## SOURCE MATERIAL
⟨
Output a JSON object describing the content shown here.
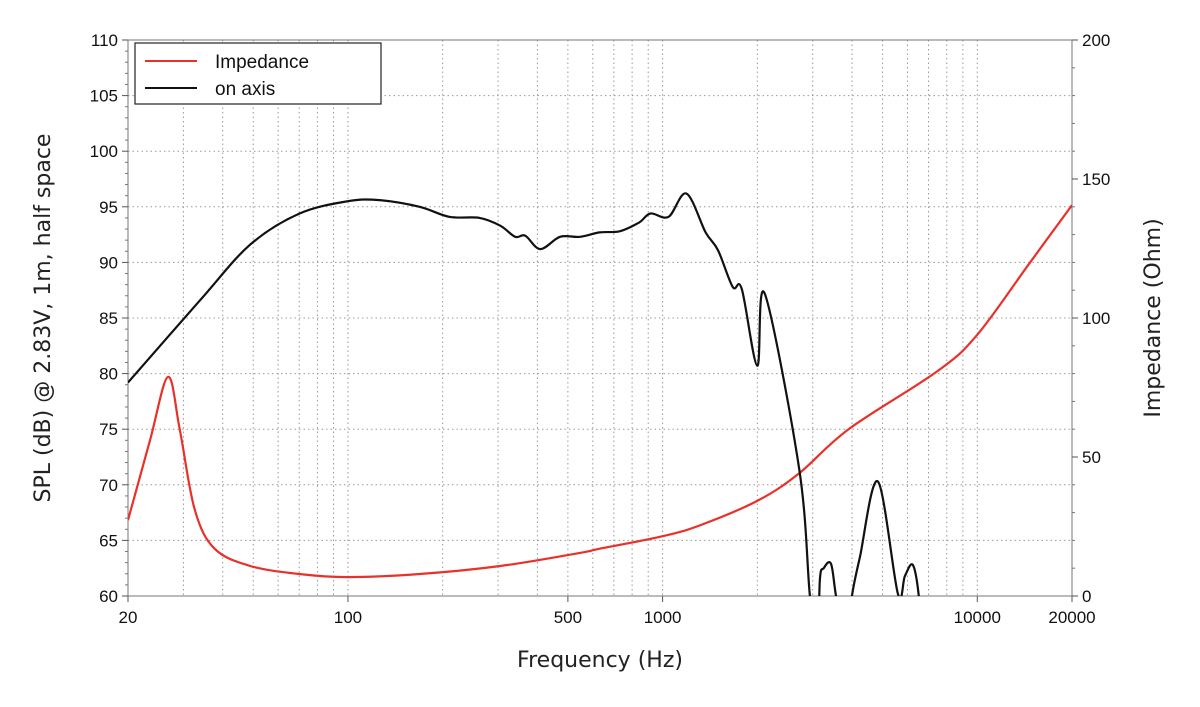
{
  "chart_data": {
    "type": "line",
    "xscale": "log",
    "xlabel": "Frequency (Hz)",
    "ylabel": "SPL (dB) @ 2.83V, 1m, half space",
    "y2label": "Impedance (Ohm)",
    "xlim": [
      20,
      20000
    ],
    "ylim": [
      60,
      110
    ],
    "y2lim": [
      0,
      200
    ],
    "x_ticks": [
      20,
      100,
      500,
      1000,
      10000,
      20000
    ],
    "x_tick_labels": [
      "20",
      "100",
      "500",
      "1000",
      "10000",
      "20000"
    ],
    "y_ticks": [
      60,
      65,
      70,
      75,
      80,
      85,
      90,
      95,
      100,
      105,
      110
    ],
    "y_tick_labels": [
      "60",
      "65",
      "70",
      "75",
      "80",
      "85",
      "90",
      "95",
      "100",
      "105",
      "110"
    ],
    "y2_ticks": [
      0,
      50,
      100,
      150,
      200
    ],
    "y2_tick_labels": [
      "0",
      "50",
      "100",
      "150",
      "200"
    ],
    "grid": true,
    "legend_position": "top-left",
    "series": [
      {
        "name": "Impedance",
        "axis": "right",
        "color": "#e8312a",
        "x": [
          20,
          23.5,
          26.8,
          29.2,
          32.6,
          37.7,
          48.9,
          70,
          100,
          169,
          305,
          546,
          631,
          1000,
          1320,
          2020,
          2720,
          3900,
          7500,
          10000,
          14500,
          20000
        ],
        "y": [
          27.3,
          56,
          78.8,
          60,
          31,
          17,
          10.8,
          7.9,
          6.8,
          7.9,
          10.8,
          15.5,
          17,
          21.5,
          25.5,
          34.5,
          44.2,
          60,
          81,
          94,
          119,
          140.6
        ]
      },
      {
        "name": "on axis",
        "axis": "left",
        "color": "#111111",
        "x": [
          20,
          33.9,
          48.9,
          70.2,
          100,
          126,
          169,
          210,
          262,
          305,
          340,
          366,
          409,
          472,
          546,
          631,
          730,
          843,
          915,
          1045,
          1190,
          1370,
          1500,
          1670,
          1785,
          2000,
          2110,
          2720,
          2938,
          3100,
          3161,
          3250,
          3428,
          3556,
          3800,
          3996,
          4236,
          4832,
          5596,
          5888,
          6240,
          6520,
          6700
        ],
        "y": [
          79.2,
          86.6,
          91.6,
          94.4,
          95.5,
          95.6,
          95,
          94.1,
          94,
          93.3,
          92.3,
          92.4,
          91.2,
          92.3,
          92.3,
          92.7,
          92.8,
          93.6,
          94.4,
          94.1,
          96.2,
          92.7,
          91.1,
          87.8,
          87.6,
          80.7,
          87.2,
          71.3,
          60,
          55,
          61.5,
          62.5,
          62.9,
          60,
          55,
          60,
          63.5,
          70.3,
          60.2,
          61.8,
          62.8,
          60,
          55
        ]
      }
    ]
  }
}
⟩
Retype all the records shown above, character for character. Omit every picture.

## THE OUTPUT
Output a JSON object describing the content shown here.
{
  "chart_data": {
    "type": "line",
    "xscale": "log",
    "xlabel": "Frequency (Hz)",
    "ylabel": "SPL (dB) @ 2.83V, 1m, half space",
    "y2label": "Impedance (Ohm)",
    "xlim": [
      20,
      20000
    ],
    "ylim": [
      60,
      110
    ],
    "y2lim": [
      0,
      200
    ],
    "x_ticks": [
      20,
      100,
      500,
      1000,
      10000,
      20000
    ],
    "x_tick_labels": [
      "20",
      "100",
      "500",
      "1000",
      "10000",
      "20000"
    ],
    "y_ticks": [
      60,
      65,
      70,
      75,
      80,
      85,
      90,
      95,
      100,
      105,
      110
    ],
    "y_tick_labels": [
      "60",
      "65",
      "70",
      "75",
      "80",
      "85",
      "90",
      "95",
      "100",
      "105",
      "110"
    ],
    "y2_ticks": [
      0,
      50,
      100,
      150,
      200
    ],
    "y2_tick_labels": [
      "0",
      "50",
      "100",
      "150",
      "200"
    ],
    "grid": true,
    "legend_position": "top-left",
    "series": [
      {
        "name": "Impedance",
        "axis": "right",
        "color": "#e8312a",
        "x": [
          20,
          23.5,
          26.8,
          29.2,
          32.6,
          37.7,
          48.9,
          70,
          100,
          169,
          305,
          546,
          631,
          1000,
          1320,
          2020,
          2720,
          3900,
          7500,
          10000,
          14500,
          20000
        ],
        "y": [
          27.3,
          56,
          78.8,
          60,
          31,
          17,
          10.8,
          7.9,
          6.8,
          7.9,
          10.8,
          15.5,
          17,
          21.5,
          25.5,
          34.5,
          44.2,
          60,
          81,
          94,
          119,
          140.6
        ]
      },
      {
        "name": "on axis",
        "axis": "left",
        "color": "#111111",
        "x": [
          20,
          33.9,
          48.9,
          70.2,
          100,
          126,
          169,
          210,
          262,
          305,
          340,
          366,
          409,
          472,
          546,
          631,
          730,
          843,
          915,
          1045,
          1190,
          1370,
          1500,
          1670,
          1785,
          2000,
          2110,
          2720,
          2938,
          3100,
          3161,
          3250,
          3428,
          3556,
          3800,
          3996,
          4236,
          4832,
          5596,
          5888,
          6240,
          6520,
          6700
        ],
        "y": [
          79.2,
          86.6,
          91.6,
          94.4,
          95.5,
          95.6,
          95,
          94.1,
          94,
          93.3,
          92.3,
          92.4,
          91.2,
          92.3,
          92.3,
          92.7,
          92.8,
          93.6,
          94.4,
          94.1,
          96.2,
          92.7,
          91.1,
          87.8,
          87.6,
          80.7,
          87.2,
          71.3,
          60,
          55,
          61.5,
          62.5,
          62.9,
          60,
          55,
          60,
          63.5,
          70.3,
          60.2,
          61.8,
          62.8,
          60,
          55
        ]
      }
    ]
  }
}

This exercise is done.